THE REQUEST :: Will you give the material below again, every line exactly as it is?

Dataset records ::
══════════
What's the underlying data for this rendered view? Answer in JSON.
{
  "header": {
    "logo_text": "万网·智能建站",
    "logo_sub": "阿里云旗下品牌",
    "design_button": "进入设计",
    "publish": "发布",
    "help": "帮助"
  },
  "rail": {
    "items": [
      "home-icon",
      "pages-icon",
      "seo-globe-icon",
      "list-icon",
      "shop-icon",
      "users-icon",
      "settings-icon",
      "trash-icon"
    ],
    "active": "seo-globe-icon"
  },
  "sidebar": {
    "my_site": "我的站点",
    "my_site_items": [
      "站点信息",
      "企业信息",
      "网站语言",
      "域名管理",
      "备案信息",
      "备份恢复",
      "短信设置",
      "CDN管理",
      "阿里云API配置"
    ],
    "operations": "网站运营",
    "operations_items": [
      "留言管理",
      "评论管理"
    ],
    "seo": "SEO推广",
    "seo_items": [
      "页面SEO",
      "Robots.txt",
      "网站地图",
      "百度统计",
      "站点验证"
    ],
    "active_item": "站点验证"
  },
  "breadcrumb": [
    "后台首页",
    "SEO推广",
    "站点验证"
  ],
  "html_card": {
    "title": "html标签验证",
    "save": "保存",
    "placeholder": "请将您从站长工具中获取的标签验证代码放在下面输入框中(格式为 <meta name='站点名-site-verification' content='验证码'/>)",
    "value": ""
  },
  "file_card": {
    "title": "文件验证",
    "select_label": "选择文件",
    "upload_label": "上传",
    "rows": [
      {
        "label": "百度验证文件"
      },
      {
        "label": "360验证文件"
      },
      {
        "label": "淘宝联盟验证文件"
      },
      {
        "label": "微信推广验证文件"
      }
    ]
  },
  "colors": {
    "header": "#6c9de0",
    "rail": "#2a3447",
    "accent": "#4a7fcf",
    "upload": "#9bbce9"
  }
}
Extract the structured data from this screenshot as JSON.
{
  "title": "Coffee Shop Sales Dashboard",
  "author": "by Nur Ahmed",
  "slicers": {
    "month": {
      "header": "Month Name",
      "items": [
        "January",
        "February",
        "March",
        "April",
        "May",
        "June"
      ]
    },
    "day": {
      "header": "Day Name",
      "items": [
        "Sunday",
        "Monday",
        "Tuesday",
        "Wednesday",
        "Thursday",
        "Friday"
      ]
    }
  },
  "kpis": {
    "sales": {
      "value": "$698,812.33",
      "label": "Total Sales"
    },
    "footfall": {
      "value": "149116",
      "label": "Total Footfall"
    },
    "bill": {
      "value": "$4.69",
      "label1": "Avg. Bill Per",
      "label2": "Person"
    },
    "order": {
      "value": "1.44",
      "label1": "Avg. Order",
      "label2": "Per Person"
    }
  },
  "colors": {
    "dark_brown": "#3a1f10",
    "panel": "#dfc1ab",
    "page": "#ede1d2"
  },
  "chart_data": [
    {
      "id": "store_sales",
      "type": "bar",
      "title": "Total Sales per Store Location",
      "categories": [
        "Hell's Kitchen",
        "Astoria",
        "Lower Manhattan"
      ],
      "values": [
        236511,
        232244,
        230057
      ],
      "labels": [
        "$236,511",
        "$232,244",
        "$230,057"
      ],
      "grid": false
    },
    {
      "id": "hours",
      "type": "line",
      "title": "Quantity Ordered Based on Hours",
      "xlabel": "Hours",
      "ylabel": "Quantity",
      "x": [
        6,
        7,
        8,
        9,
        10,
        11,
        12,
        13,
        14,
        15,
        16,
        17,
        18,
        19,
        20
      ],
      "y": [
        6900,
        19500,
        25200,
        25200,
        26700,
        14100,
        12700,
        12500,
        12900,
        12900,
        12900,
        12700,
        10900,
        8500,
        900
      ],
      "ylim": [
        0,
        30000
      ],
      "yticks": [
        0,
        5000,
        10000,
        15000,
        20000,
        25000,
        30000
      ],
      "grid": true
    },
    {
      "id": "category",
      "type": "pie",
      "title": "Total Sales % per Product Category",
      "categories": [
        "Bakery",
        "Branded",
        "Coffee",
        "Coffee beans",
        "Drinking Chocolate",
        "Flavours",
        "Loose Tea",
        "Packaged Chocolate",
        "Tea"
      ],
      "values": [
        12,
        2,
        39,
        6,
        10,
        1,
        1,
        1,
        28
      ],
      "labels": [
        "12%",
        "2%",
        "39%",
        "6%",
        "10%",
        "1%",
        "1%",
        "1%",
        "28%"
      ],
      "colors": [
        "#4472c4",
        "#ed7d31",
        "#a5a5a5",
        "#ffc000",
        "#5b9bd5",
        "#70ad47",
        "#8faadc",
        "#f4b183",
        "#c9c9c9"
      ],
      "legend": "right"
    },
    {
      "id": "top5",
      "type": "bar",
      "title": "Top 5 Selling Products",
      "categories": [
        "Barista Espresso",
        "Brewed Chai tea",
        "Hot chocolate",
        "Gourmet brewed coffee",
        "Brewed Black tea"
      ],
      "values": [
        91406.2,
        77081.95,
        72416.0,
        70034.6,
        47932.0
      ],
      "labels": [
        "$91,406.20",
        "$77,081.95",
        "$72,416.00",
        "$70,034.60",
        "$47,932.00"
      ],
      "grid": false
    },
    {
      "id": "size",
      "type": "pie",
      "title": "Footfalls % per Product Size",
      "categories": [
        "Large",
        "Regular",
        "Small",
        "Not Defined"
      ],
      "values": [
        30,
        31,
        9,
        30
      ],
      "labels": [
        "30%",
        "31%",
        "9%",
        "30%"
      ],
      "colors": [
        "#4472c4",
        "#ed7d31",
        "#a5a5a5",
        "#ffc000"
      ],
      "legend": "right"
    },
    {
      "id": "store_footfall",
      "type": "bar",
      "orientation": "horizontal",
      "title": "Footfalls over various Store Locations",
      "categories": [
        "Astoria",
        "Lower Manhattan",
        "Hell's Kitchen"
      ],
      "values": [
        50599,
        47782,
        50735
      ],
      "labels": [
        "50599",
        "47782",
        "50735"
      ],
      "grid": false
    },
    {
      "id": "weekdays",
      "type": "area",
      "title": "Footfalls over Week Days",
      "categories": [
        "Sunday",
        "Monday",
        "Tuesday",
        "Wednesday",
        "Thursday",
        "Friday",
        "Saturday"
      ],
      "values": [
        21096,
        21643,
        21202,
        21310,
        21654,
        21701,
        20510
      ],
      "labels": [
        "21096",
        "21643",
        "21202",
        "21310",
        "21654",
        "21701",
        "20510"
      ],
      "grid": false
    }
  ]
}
══════════
FULL SOLUTION ::
What's the underlying data for this rendered view? Answer in JSON.
{
  "header": {
    "logo_text": "万网·智能建站",
    "logo_sub": "阿里云旗下品牌",
    "design_button": "进入设计",
    "publish": "发布",
    "help": "帮助"
  },
  "rail": {
    "items": [
      "home-icon",
      "pages-icon",
      "seo-globe-icon",
      "list-icon",
      "shop-icon",
      "users-icon",
      "settings-icon",
      "trash-icon"
    ],
    "active": "seo-globe-icon"
  },
  "sidebar": {
    "my_site": "我的站点",
    "my_site_items": [
      "站点信息",
      "企业信息",
      "网站语言",
      "域名管理",
      "备案信息",
      "备份恢复",
      "短信设置",
      "CDN管理",
      "阿里云API配置"
    ],
    "operations": "网站运营",
    "operations_items": [
      "留言管理",
      "评论管理"
    ],
    "seo": "SEO推广",
    "seo_items": [
      "页面SEO",
      "Robots.txt",
      "网站地图",
      "百度统计",
      "站点验证"
    ],
    "active_item": "站点验证"
  },
  "breadcrumb": [
    "后台首页",
    "SEO推广",
    "站点验证"
  ],
  "html_card": {
    "title": "html标签验证",
    "save": "保存",
    "placeholder": "请将您从站长工具中获取的标签验证代码放在下面输入框中(格式为 <meta name='站点名-site-verification' content='验证码'/>)",
    "value": ""
  },
  "file_card": {
    "title": "文件验证",
    "select_label": "选择文件",
    "upload_label": "上传",
    "rows": [
      {
        "label": "百度验证文件"
      },
      {
        "label": "360验证文件"
      },
      {
        "label": "淘宝联盟验证文件"
      },
      {
        "label": "微信推广验证文件"
      }
    ]
  },
  "colors": {
    "header": "#6c9de0",
    "rail": "#2a3447",
    "accent": "#4a7fcf",
    "upload": "#9bbce9"
  }
}
Extract the structured data from this screenshot as JSON.
{
  "title": "Coffee Shop Sales Dashboard",
  "author": "by Nur Ahmed",
  "slicers": {
    "month": {
      "header": "Month Name",
      "items": [
        "January",
        "February",
        "March",
        "April",
        "May",
        "June"
      ]
    },
    "day": {
      "header": "Day Name",
      "items": [
        "Sunday",
        "Monday",
        "Tuesday",
        "Wednesday",
        "Thursday",
        "Friday"
      ]
    }
  },
  "kpis": {
    "sales": {
      "value": "$698,812.33",
      "label": "Total Sales"
    },
    "footfall": {
      "value": "149116",
      "label": "Total Footfall"
    },
    "bill": {
      "value": "$4.69",
      "label1": "Avg. Bill Per",
      "label2": "Person"
    },
    "order": {
      "value": "1.44",
      "label1": "Avg. Order",
      "label2": "Per Person"
    }
  },
  "colors": {
    "dark_brown": "#3a1f10",
    "panel": "#dfc1ab",
    "page": "#ede1d2"
  },
  "chart_data": [
    {
      "id": "store_sales",
      "type": "bar",
      "title": "Total Sales per Store Location",
      "categories": [
        "Hell's Kitchen",
        "Astoria",
        "Lower Manhattan"
      ],
      "values": [
        236511,
        232244,
        230057
      ],
      "labels": [
        "$236,511",
        "$232,244",
        "$230,057"
      ],
      "grid": false
    },
    {
      "id": "hours",
      "type": "line",
      "title": "Quantity Ordered Based on Hours",
      "xlabel": "Hours",
      "ylabel": "Quantity",
      "x": [
        6,
        7,
        8,
        9,
        10,
        11,
        12,
        13,
        14,
        15,
        16,
        17,
        18,
        19,
        20
      ],
      "y": [
        6900,
        19500,
        25200,
        25200,
        26700,
        14100,
        12700,
        12500,
        12900,
        12900,
        12900,
        12700,
        10900,
        8500,
        900
      ],
      "ylim": [
        0,
        30000
      ],
      "yticks": [
        0,
        5000,
        10000,
        15000,
        20000,
        25000,
        30000
      ],
      "grid": true
    },
    {
      "id": "category",
      "type": "pie",
      "title": "Total Sales % per Product Category",
      "categories": [
        "Bakery",
        "Branded",
        "Coffee",
        "Coffee beans",
        "Drinking Chocolate",
        "Flavours",
        "Loose Tea",
        "Packaged Chocolate",
        "Tea"
      ],
      "values": [
        12,
        2,
        39,
        6,
        10,
        1,
        1,
        1,
        28
      ],
      "labels": [
        "12%",
        "2%",
        "39%",
        "6%",
        "10%",
        "1%",
        "1%",
        "1%",
        "28%"
      ],
      "colors": [
        "#4472c4",
        "#ed7d31",
        "#a5a5a5",
        "#ffc000",
        "#5b9bd5",
        "#70ad47",
        "#8faadc",
        "#f4b183",
        "#c9c9c9"
      ],
      "legend": "right"
    },
    {
      "id": "top5",
      "type": "bar",
      "title": "Top 5 Selling Products",
      "categories": [
        "Barista Espresso",
        "Brewed Chai tea",
        "Hot chocolate",
        "Gourmet brewed coffee",
        "Brewed Black tea"
      ],
      "values": [
        91406.2,
        77081.95,
        72416.0,
        70034.6,
        47932.0
      ],
      "labels": [
        "$91,406.20",
        "$77,081.95",
        "$72,416.00",
        "$70,034.60",
        "$47,932.00"
      ],
      "grid": false
    },
    {
      "id": "size",
      "type": "pie",
      "title": "Footfalls % per Product Size",
      "categories": [
        "Large",
        "Regular",
        "Small",
        "Not Defined"
      ],
      "values": [
        30,
        31,
        9,
        30
      ],
      "labels": [
        "30%",
        "31%",
        "9%",
        "30%"
      ],
      "colors": [
        "#4472c4",
        "#ed7d31",
        "#a5a5a5",
        "#ffc000"
      ],
      "legend": "right"
    },
    {
      "id": "store_footfall",
      "type": "bar",
      "orientation": "horizontal",
      "title": "Footfalls over various Store Locations",
      "categories": [
        "Astoria",
        "Lower Manhattan",
        "Hell's Kitchen"
      ],
      "values": [
        50599,
        47782,
        50735
      ],
      "labels": [
        "50599",
        "47782",
        "50735"
      ],
      "grid": false
    },
    {
      "id": "weekdays",
      "type": "area",
      "title": "Footfalls over Week Days",
      "categories": [
        "Sunday",
        "Monday",
        "Tuesday",
        "Wednesday",
        "Thursday",
        "Friday",
        "Saturday"
      ],
      "values": [
        21096,
        21643,
        21202,
        21310,
        21654,
        21701,
        20510
      ],
      "labels": [
        "21096",
        "21643",
        "21202",
        "21310",
        "21654",
        "21701",
        "20510"
      ],
      "grid": false
    }
  ]
}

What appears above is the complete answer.